## WHAT TO PRODUCE
Below you will find a set of lines. Repeat them all exactly.

Figure dataset records:
┌──

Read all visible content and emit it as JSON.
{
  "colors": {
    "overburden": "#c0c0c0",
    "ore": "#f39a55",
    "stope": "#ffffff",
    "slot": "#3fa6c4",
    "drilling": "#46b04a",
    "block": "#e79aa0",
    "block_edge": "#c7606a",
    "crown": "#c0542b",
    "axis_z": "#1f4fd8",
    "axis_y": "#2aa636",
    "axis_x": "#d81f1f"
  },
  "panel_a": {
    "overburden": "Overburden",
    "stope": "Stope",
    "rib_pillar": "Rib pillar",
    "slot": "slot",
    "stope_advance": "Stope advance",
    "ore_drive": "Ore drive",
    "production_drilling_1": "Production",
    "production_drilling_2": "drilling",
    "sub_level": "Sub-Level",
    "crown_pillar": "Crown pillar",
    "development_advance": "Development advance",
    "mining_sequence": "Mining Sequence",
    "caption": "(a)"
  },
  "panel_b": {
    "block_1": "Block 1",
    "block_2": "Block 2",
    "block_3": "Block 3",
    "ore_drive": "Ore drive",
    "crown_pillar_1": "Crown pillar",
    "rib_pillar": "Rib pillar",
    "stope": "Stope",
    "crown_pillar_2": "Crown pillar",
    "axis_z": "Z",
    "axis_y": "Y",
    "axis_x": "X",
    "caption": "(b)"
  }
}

└──

## COMPLETED TASK
Read all visible content and emit it as JSON.
{
  "colors": {
    "overburden": "#c0c0c0",
    "ore": "#f39a55",
    "stope": "#ffffff",
    "slot": "#3fa6c4",
    "drilling": "#46b04a",
    "block": "#e79aa0",
    "block_edge": "#c7606a",
    "crown": "#c0542b",
    "axis_z": "#1f4fd8",
    "axis_y": "#2aa636",
    "axis_x": "#d81f1f"
  },
  "panel_a": {
    "overburden": "Overburden",
    "stope": "Stope",
    "rib_pillar": "Rib pillar",
    "slot": "slot",
    "stope_advance": "Stope advance",
    "ore_drive": "Ore drive",
    "production_drilling_1": "Production",
    "production_drilling_2": "drilling",
    "sub_level": "Sub-Level",
    "crown_pillar": "Crown pillar",
    "development_advance": "Development advance",
    "mining_sequence": "Mining Sequence",
    "caption": "(a)"
  },
  "panel_b": {
    "block_1": "Block 1",
    "block_2": "Block 2",
    "block_3": "Block 3",
    "ore_drive": "Ore drive",
    "crown_pillar_1": "Crown pillar",
    "rib_pillar": "Rib pillar",
    "stope": "Stope",
    "crown_pillar_2": "Crown pillar",
    "axis_z": "Z",
    "axis_y": "Y",
    "axis_x": "X",
    "caption": "(b)"
  }
}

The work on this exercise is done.